## EXERCISE
Exclude the pictures, then copy all remaining records exactly.

## Records from a collection
>> begin

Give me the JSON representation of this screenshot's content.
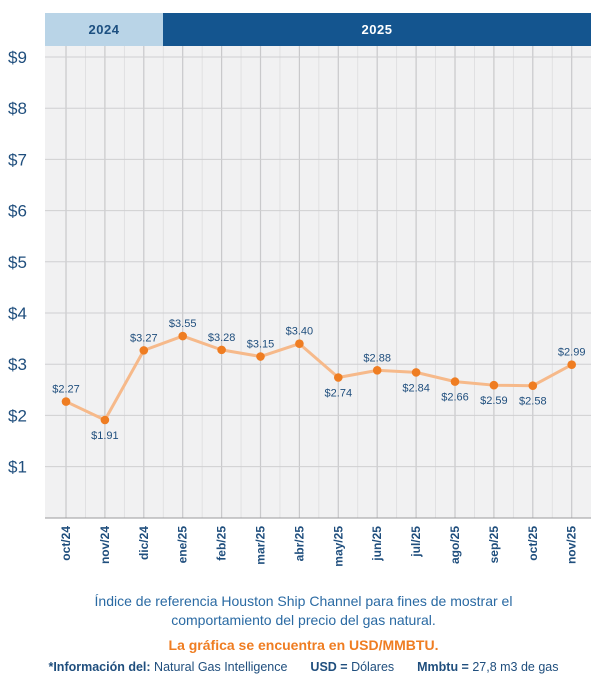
{
  "header": {
    "year_left": "2024",
    "year_right": "2025"
  },
  "chart_data": {
    "type": "line",
    "categories": [
      "oct/24",
      "nov/24",
      "dic/24",
      "ene/25",
      "feb/25",
      "mar/25",
      "abr/25",
      "may/25",
      "jun/25",
      "jul/25",
      "ago/25",
      "sep/25",
      "oct/25",
      "nov/25"
    ],
    "values": [
      2.27,
      1.91,
      3.27,
      3.55,
      3.28,
      3.15,
      3.4,
      2.74,
      2.88,
      2.84,
      2.66,
      2.59,
      2.58,
      2.99
    ],
    "data_labels": [
      "$2.27",
      "$1.91",
      "$3.27",
      "$3.55",
      "$3.28",
      "$3.15",
      "$3.40",
      "$2.74",
      "$2.88",
      "$2.84",
      "$2.66",
      "$2.59",
      "$2.58",
      "$2.99"
    ],
    "y_ticks": [
      1,
      2,
      3,
      4,
      5,
      6,
      7,
      8,
      9
    ],
    "y_tick_labels": [
      "$1",
      "$2",
      "$3",
      "$4",
      "$5",
      "$6",
      "$7",
      "$8",
      "$9"
    ],
    "ylim": [
      0,
      9
    ],
    "grid": true,
    "line_color": "#f6b98a",
    "marker_color": "#ef7d22",
    "label_color": "#1f4e7d"
  },
  "captions": {
    "description": "Índice de referencia Houston Ship Channel para fines de mostrar el comportamiento del precio del gas natural.",
    "note": "La gráfica se encuentra en USD/MMBTU.",
    "source_label": "*Información del:",
    "source_value": "Natural Gas Intelligence",
    "usd_label": "USD =",
    "usd_value": "Dólares",
    "mmbtu_label": "Mmbtu =",
    "mmbtu_value": "27,8 m3 de gas"
  },
  "colors": {
    "header_2024_bg": "#b9d4e7",
    "header_2025_bg": "#14558f",
    "plot_bg": "#f1f1f2",
    "axis_text": "#1f4e7d",
    "accent_orange": "#ef7d22"
  }
}
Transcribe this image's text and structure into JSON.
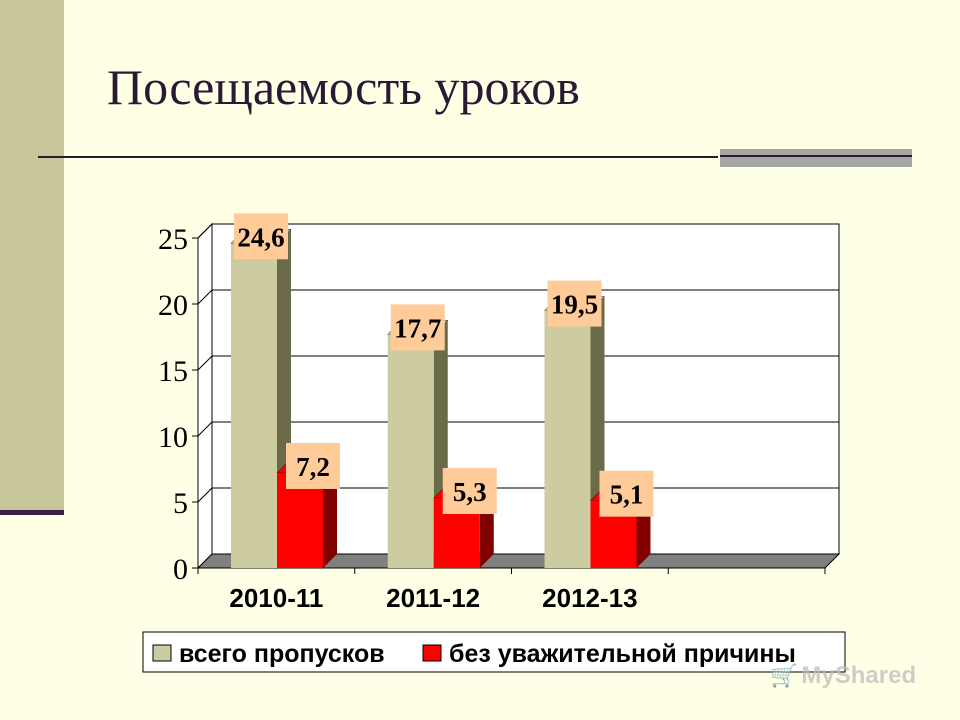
{
  "slide": {
    "title": "Посещаемость уроков",
    "watermark": "MyShared",
    "watermark_icon": "cart-icon"
  },
  "colors": {
    "background": "#ffffe5",
    "side_bar": "#c8c79c",
    "title": "#2a1935",
    "series_total": "#cccca0",
    "series_total_side": "#6b6b4a",
    "series_unexcused": "#ff0000",
    "series_unexcused_side": "#800000",
    "data_label_bg": "#ffcc99"
  },
  "chart_data": {
    "type": "bar",
    "categories": [
      "2010-11",
      "2011-12",
      "2012-13"
    ],
    "series": [
      {
        "name": "всего пропусков",
        "values": [
          24.6,
          17.7,
          19.5
        ],
        "labels": [
          "24,6",
          "17,7",
          "19,5"
        ]
      },
      {
        "name": "без уважительной причины",
        "values": [
          7.2,
          5.3,
          5.1
        ],
        "labels": [
          "7,2",
          "5,3",
          "5,1"
        ]
      }
    ],
    "y_ticks": [
      "0",
      "5",
      "10",
      "15",
      "20",
      "25"
    ],
    "ylim": [
      0,
      25
    ],
    "grid": true,
    "legend_position": "bottom",
    "style": "3d-clustered-column"
  }
}
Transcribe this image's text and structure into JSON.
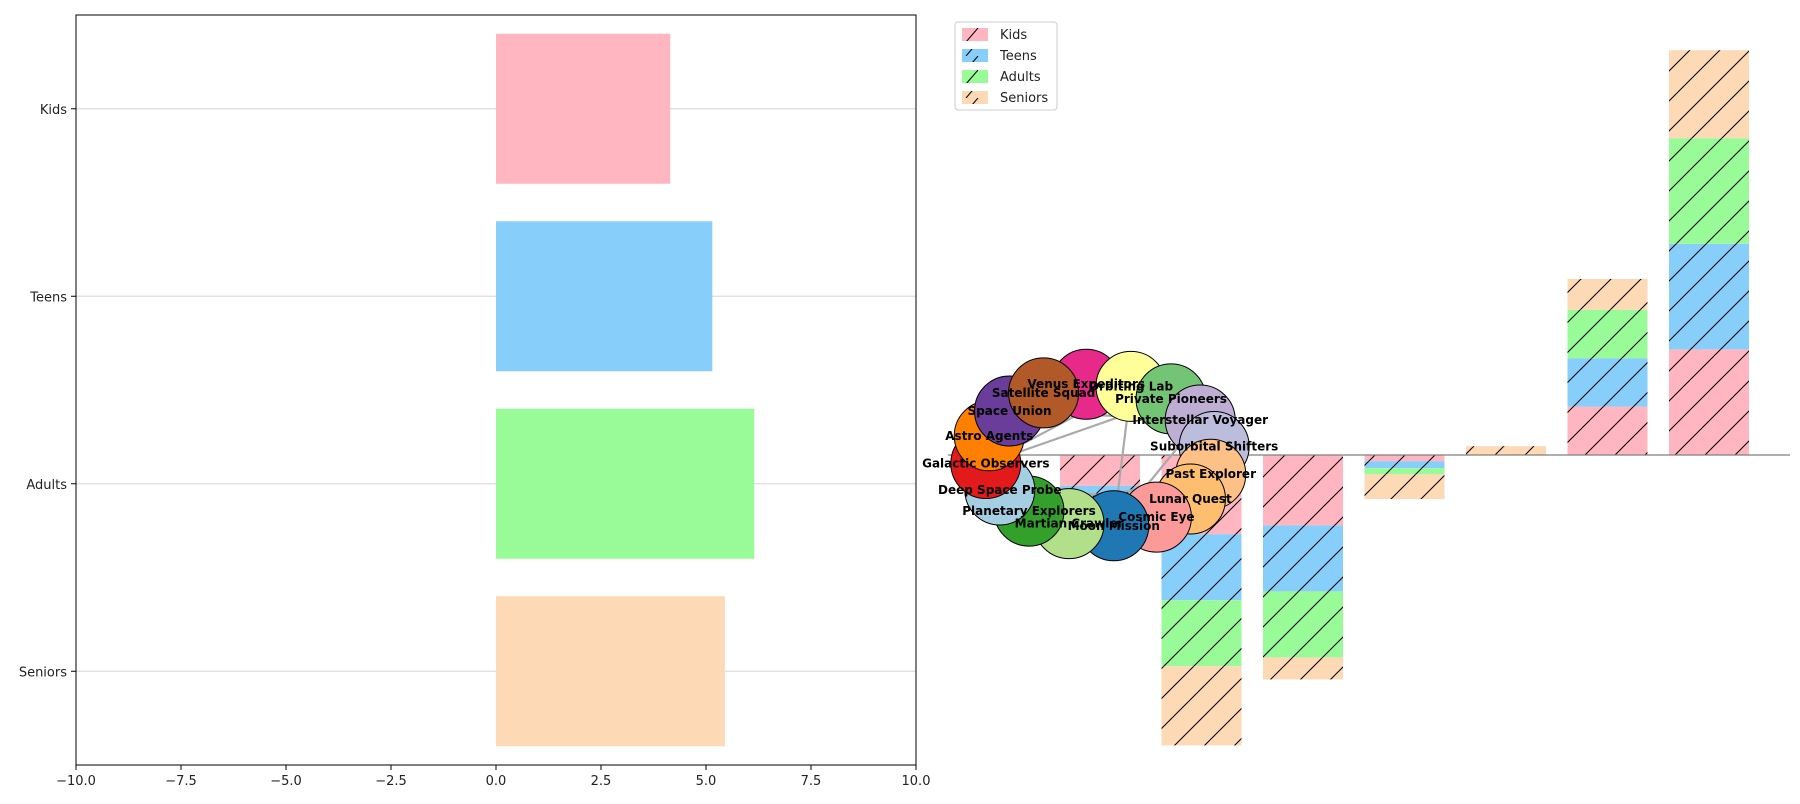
{
  "chart_data": [
    {
      "type": "bar",
      "orientation": "horizontal",
      "categories": [
        "Kids",
        "Teens",
        "Adults",
        "Seniors"
      ],
      "values": [
        4.15,
        5.15,
        6.15,
        5.45
      ],
      "colors": [
        "#FFB6C1",
        "#87CEFA",
        "#98FB98",
        "#FDD9B5"
      ],
      "xlim": [
        -10,
        10
      ],
      "xticks": [
        "−10.0",
        "−7.5",
        "−5.0",
        "−2.5",
        "0.0",
        "2.5",
        "5.0",
        "7.5",
        "10.0"
      ],
      "xtick_values": [
        -10,
        -7.5,
        -5,
        -2.5,
        0,
        2.5,
        5,
        7.5,
        10
      ],
      "grid": "y"
    },
    {
      "type": "bar",
      "stacked": true,
      "hatch": "/",
      "legend": {
        "placement": "top-left",
        "entries": [
          "Kids",
          "Teens",
          "Adults",
          "Seniors"
        ]
      },
      "x": [
        1,
        2,
        3,
        4,
        5,
        6,
        7
      ],
      "ylim": [
        -3.15,
        4.6
      ],
      "series": [
        {
          "name": "Kids",
          "color": "#FFB6C1",
          "values": [
            -0.35,
            -0.9,
            -0.8,
            -0.07,
            0.0,
            0.55,
            1.2
          ]
        },
        {
          "name": "Teens",
          "color": "#87CEFA",
          "values": [
            -0.2,
            -0.75,
            -0.75,
            -0.08,
            0.0,
            0.55,
            1.2
          ]
        },
        {
          "name": "Adults",
          "color": "#98FB98",
          "values": [
            0.0,
            -0.75,
            -0.75,
            -0.07,
            0.0,
            0.55,
            1.2
          ]
        },
        {
          "name": "Seniors",
          "color": "#FDD9B5",
          "values": [
            -0.0,
            -0.9,
            -0.25,
            -0.28,
            0.1,
            0.35,
            1.0
          ]
        }
      ]
    },
    {
      "type": "network",
      "nodes": [
        {
          "label": "Venus Expeditors",
          "color": "#E7298A"
        },
        {
          "label": "Orbiting Lab",
          "color": "#FFFF99"
        },
        {
          "label": "Private Pioneers",
          "color": "#74C476"
        },
        {
          "label": "Interstellar Voyager",
          "color": "#BEAED4"
        },
        {
          "label": "Suborbital Shifters",
          "color": "#BCBDDC"
        },
        {
          "label": "Past Explorer",
          "color": "#FDC086"
        },
        {
          "label": "Lunar Quest",
          "color": "#FDBF6F"
        },
        {
          "label": "Cosmic Eye",
          "color": "#FB9A99"
        },
        {
          "label": "Moon Mission",
          "color": "#1F78B4"
        },
        {
          "label": "Martian Crawler",
          "color": "#B2DF8A"
        },
        {
          "label": "Planetary Explorers",
          "color": "#33A02C"
        },
        {
          "label": "Deep Space Probe",
          "color": "#A6CEE3"
        },
        {
          "label": "Galactic Observers",
          "color": "#E31A1C"
        },
        {
          "label": "Astro Agents",
          "color": "#FF7F00"
        },
        {
          "label": "Space Union",
          "color": "#6A3D9A"
        },
        {
          "label": "Satellite Squad",
          "color": "#B15928"
        }
      ],
      "edges": [
        [
          "Moon Mission",
          "Orbiting Lab"
        ],
        [
          "Moon Mission",
          "Interstellar Voyager"
        ],
        [
          "Galactic Observers",
          "Private Pioneers"
        ],
        [
          "Astro Agents",
          "Venus Expeditors"
        ],
        [
          "Space Union",
          "Orbiting Lab"
        ],
        [
          "Planetary Explorers",
          "Past Explorer"
        ],
        [
          "Lunar Quest",
          "Martian Crawler"
        ],
        [
          "Suborbital Shifters",
          "Cosmic Eye"
        ],
        [
          "Satellite Squad",
          "Private Pioneers"
        ],
        [
          "Deep Space Probe",
          "Lunar Quest"
        ],
        [
          "Space Union",
          "Interstellar Voyager"
        ],
        [
          "Galactic Observers",
          "Orbiting Lab"
        ]
      ]
    }
  ]
}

>> end

## EXERCISE OUTPUT
Give me the JSON representation of this screenshot's content.
{
  "header": {
    "year_left": "2024",
    "year_right": "2025"
  },
  "chart_data": {
    "type": "line",
    "categories": [
      "oct/24",
      "nov/24",
      "dic/24",
      "ene/25",
      "feb/25",
      "mar/25",
      "abr/25",
      "may/25",
      "jun/25",
      "jul/25",
      "ago/25",
      "sep/25",
      "oct/25",
      "nov/25"
    ],
    "values": [
      2.27,
      1.91,
      3.27,
      3.55,
      3.28,
      3.15,
      3.4,
      2.74,
      2.88,
      2.84,
      2.66,
      2.59,
      2.58,
      2.99
    ],
    "data_labels": [
      "$2.27",
      "$1.91",
      "$3.27",
      "$3.55",
      "$3.28",
      "$3.15",
      "$3.40",
      "$2.74",
      "$2.88",
      "$2.84",
      "$2.66",
      "$2.59",
      "$2.58",
      "$2.99"
    ],
    "y_ticks": [
      1,
      2,
      3,
      4,
      5,
      6,
      7,
      8,
      9
    ],
    "y_tick_labels": [
      "$1",
      "$2",
      "$3",
      "$4",
      "$5",
      "$6",
      "$7",
      "$8",
      "$9"
    ],
    "ylim": [
      0,
      9
    ],
    "grid": true,
    "line_color": "#f6b98a",
    "marker_color": "#ef7d22",
    "label_color": "#1f4e7d"
  },
  "captions": {
    "description": "Índice de referencia Houston Ship Channel para fines de mostrar el comportamiento del precio del gas natural.",
    "note": "La gráfica se encuentra en USD/MMBTU.",
    "source_label": "*Información del:",
    "source_value": "Natural Gas Intelligence",
    "usd_label": "USD =",
    "usd_value": "Dólares",
    "mmbtu_label": "Mmbtu =",
    "mmbtu_value": "27,8 m3 de gas"
  },
  "colors": {
    "header_2024_bg": "#b9d4e7",
    "header_2025_bg": "#14558f",
    "plot_bg": "#f1f1f2",
    "axis_text": "#1f4e7d",
    "accent_orange": "#ef7d22"
  }
}
Transcribe this image's text and structure into JSON.
{
  "slide": {
    "title": "Посещаемость уроков",
    "watermark": "MyShared",
    "watermark_icon": "cart-icon"
  },
  "colors": {
    "background": "#ffffe5",
    "side_bar": "#c8c79c",
    "title": "#2a1935",
    "series_total": "#cccca0",
    "series_total_side": "#6b6b4a",
    "series_unexcused": "#ff0000",
    "series_unexcused_side": "#800000",
    "data_label_bg": "#ffcc99"
  },
  "chart_data": {
    "type": "bar",
    "categories": [
      "2010-11",
      "2011-12",
      "2012-13"
    ],
    "series": [
      {
        "name": "всего пропусков",
        "values": [
          24.6,
          17.7,
          19.5
        ],
        "labels": [
          "24,6",
          "17,7",
          "19,5"
        ]
      },
      {
        "name": "без уважительной причины",
        "values": [
          7.2,
          5.3,
          5.1
        ],
        "labels": [
          "7,2",
          "5,3",
          "5,1"
        ]
      }
    ],
    "y_ticks": [
      "0",
      "5",
      "10",
      "15",
      "20",
      "25"
    ],
    "ylim": [
      0,
      25
    ],
    "grid": true,
    "legend_position": "bottom",
    "style": "3d-clustered-column"
  }
}
Transcribe this image's text and structure into JSON.
{
  "chart_data": [
    {
      "type": "bar",
      "orientation": "horizontal",
      "categories": [
        "Kids",
        "Teens",
        "Adults",
        "Seniors"
      ],
      "values": [
        4.15,
        5.15,
        6.15,
        5.45
      ],
      "colors": [
        "#FFB6C1",
        "#87CEFA",
        "#98FB98",
        "#FDD9B5"
      ],
      "xlim": [
        -10,
        10
      ],
      "xticks": [
        "−10.0",
        "−7.5",
        "−5.0",
        "−2.5",
        "0.0",
        "2.5",
        "5.0",
        "7.5",
        "10.0"
      ],
      "xtick_values": [
        -10,
        -7.5,
        -5,
        -2.5,
        0,
        2.5,
        5,
        7.5,
        10
      ],
      "grid": "y"
    },
    {
      "type": "bar",
      "stacked": true,
      "hatch": "/",
      "legend": {
        "placement": "top-left",
        "entries": [
          "Kids",
          "Teens",
          "Adults",
          "Seniors"
        ]
      },
      "x": [
        1,
        2,
        3,
        4,
        5,
        6,
        7
      ],
      "ylim": [
        -3.15,
        4.6
      ],
      "series": [
        {
          "name": "Kids",
          "color": "#FFB6C1",
          "values": [
            -0.35,
            -0.9,
            -0.8,
            -0.07,
            0.0,
            0.55,
            1.2
          ]
        },
        {
          "name": "Teens",
          "color": "#87CEFA",
          "values": [
            -0.2,
            -0.75,
            -0.75,
            -0.08,
            0.0,
            0.55,
            1.2
          ]
        },
        {
          "name": "Adults",
          "color": "#98FB98",
          "values": [
            0.0,
            -0.75,
            -0.75,
            -0.07,
            0.0,
            0.55,
            1.2
          ]
        },
        {
          "name": "Seniors",
          "color": "#FDD9B5",
          "values": [
            -0.0,
            -0.9,
            -0.25,
            -0.28,
            0.1,
            0.35,
            1.0
          ]
        }
      ]
    },
    {
      "type": "network",
      "nodes": [
        {
          "label": "Venus Expeditors",
          "color": "#E7298A"
        },
        {
          "label": "Orbiting Lab",
          "color": "#FFFF99"
        },
        {
          "label": "Private Pioneers",
          "color": "#74C476"
        },
        {
          "label": "Interstellar Voyager",
          "color": "#BEAED4"
        },
        {
          "label": "Suborbital Shifters",
          "color": "#BCBDDC"
        },
        {
          "label": "Past Explorer",
          "color": "#FDC086"
        },
        {
          "label": "Lunar Quest",
          "color": "#FDBF6F"
        },
        {
          "label": "Cosmic Eye",
          "color": "#FB9A99"
        },
        {
          "label": "Moon Mission",
          "color": "#1F78B4"
        },
        {
          "label": "Martian Crawler",
          "color": "#B2DF8A"
        },
        {
          "label": "Planetary Explorers",
          "color": "#33A02C"
        },
        {
          "label": "Deep Space Probe",
          "color": "#A6CEE3"
        },
        {
          "label": "Galactic Observers",
          "color": "#E31A1C"
        },
        {
          "label": "Astro Agents",
          "color": "#FF7F00"
        },
        {
          "label": "Space Union",
          "color": "#6A3D9A"
        },
        {
          "label": "Satellite Squad",
          "color": "#B15928"
        }
      ],
      "edges": [
        [
          "Moon Mission",
          "Orbiting Lab"
        ],
        [
          "Moon Mission",
          "Interstellar Voyager"
        ],
        [
          "Galactic Observers",
          "Private Pioneers"
        ],
        [
          "Astro Agents",
          "Venus Expeditors"
        ],
        [
          "Space Union",
          "Orbiting Lab"
        ],
        [
          "Planetary Explorers",
          "Past Explorer"
        ],
        [
          "Lunar Quest",
          "Martian Crawler"
        ],
        [
          "Suborbital Shifters",
          "Cosmic Eye"
        ],
        [
          "Satellite Squad",
          "Private Pioneers"
        ],
        [
          "Deep Space Probe",
          "Lunar Quest"
        ],
        [
          "Space Union",
          "Interstellar Voyager"
        ],
        [
          "Galactic Observers",
          "Orbiting Lab"
        ]
      ]
    }
  ]
}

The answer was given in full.